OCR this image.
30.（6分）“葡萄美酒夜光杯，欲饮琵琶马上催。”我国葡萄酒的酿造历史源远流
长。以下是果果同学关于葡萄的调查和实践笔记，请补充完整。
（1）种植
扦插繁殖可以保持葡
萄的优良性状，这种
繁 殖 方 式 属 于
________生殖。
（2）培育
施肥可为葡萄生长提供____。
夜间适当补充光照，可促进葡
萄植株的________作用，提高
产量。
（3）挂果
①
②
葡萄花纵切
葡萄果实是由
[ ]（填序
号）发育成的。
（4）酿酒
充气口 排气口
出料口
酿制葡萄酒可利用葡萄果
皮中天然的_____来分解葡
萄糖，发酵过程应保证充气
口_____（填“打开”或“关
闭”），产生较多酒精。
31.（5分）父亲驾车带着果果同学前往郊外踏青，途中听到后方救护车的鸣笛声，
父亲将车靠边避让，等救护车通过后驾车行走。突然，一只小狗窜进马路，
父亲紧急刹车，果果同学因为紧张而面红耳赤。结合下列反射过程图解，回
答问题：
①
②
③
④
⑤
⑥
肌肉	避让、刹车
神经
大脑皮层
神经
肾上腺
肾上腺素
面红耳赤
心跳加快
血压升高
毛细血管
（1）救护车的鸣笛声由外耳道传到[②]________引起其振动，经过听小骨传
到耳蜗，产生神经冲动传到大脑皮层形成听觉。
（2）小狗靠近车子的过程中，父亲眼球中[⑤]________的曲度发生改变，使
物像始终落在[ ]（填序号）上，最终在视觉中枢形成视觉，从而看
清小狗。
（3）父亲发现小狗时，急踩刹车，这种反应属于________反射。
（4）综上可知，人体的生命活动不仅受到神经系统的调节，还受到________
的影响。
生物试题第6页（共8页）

__Exercise__:
All of the data needs to be printed once more, exactly.

__Written solution__:
OCR this image.
30.（6分）“葡萄美酒夜光杯，欲饮琵琶马上催。”我国葡萄酒的酿造历史源远流
长。以下是果果同学关于葡萄的调查和实践笔记，请补充完整。
（1）种植
扦插繁殖可以保持葡
萄的优良性状，这种
繁 殖 方 式 属 于
________生殖。
（2）培育
施肥可为葡萄生长提供____。
夜间适当补充光照，可促进葡
萄植株的________作用，提高
产量。
（3）挂果
①
②
葡萄花纵切
葡萄果实是由
[ ]（填序
号）发育成的。
（4）酿酒
充气口 排气口
出料口
酿制葡萄酒可利用葡萄果
皮中天然的_____来分解葡
萄糖，发酵过程应保证充气
口_____（填“打开”或“关
闭”），产生较多酒精。
31.（5分）父亲驾车带着果果同学前往郊外踏青，途中听到后方救护车的鸣笛声，
父亲将车靠边避让，等救护车通过后驾车行走。突然，一只小狗窜进马路，
父亲紧急刹车，果果同学因为紧张而面红耳赤。结合下列反射过程图解，回
答问题：
①
②
③
④
⑤
⑥
肌肉	避让、刹车
神经
大脑皮层
神经
肾上腺
肾上腺素
面红耳赤
心跳加快
血压升高
毛细血管
（1）救护车的鸣笛声由外耳道传到[②]________引起其振动，经过听小骨传
到耳蜗，产生神经冲动传到大脑皮层形成听觉。
（2）小狗靠近车子的过程中，父亲眼球中[⑤]________的曲度发生改变，使
物像始终落在[ ]（填序号）上，最终在视觉中枢形成视觉，从而看
清小狗。
（3）父亲发现小狗时，急踩刹车，这种反应属于________反射。
（4）综上可知，人体的生命活动不仅受到神经系统的调节，还受到________
的影响。
生物试题第6页（共8页）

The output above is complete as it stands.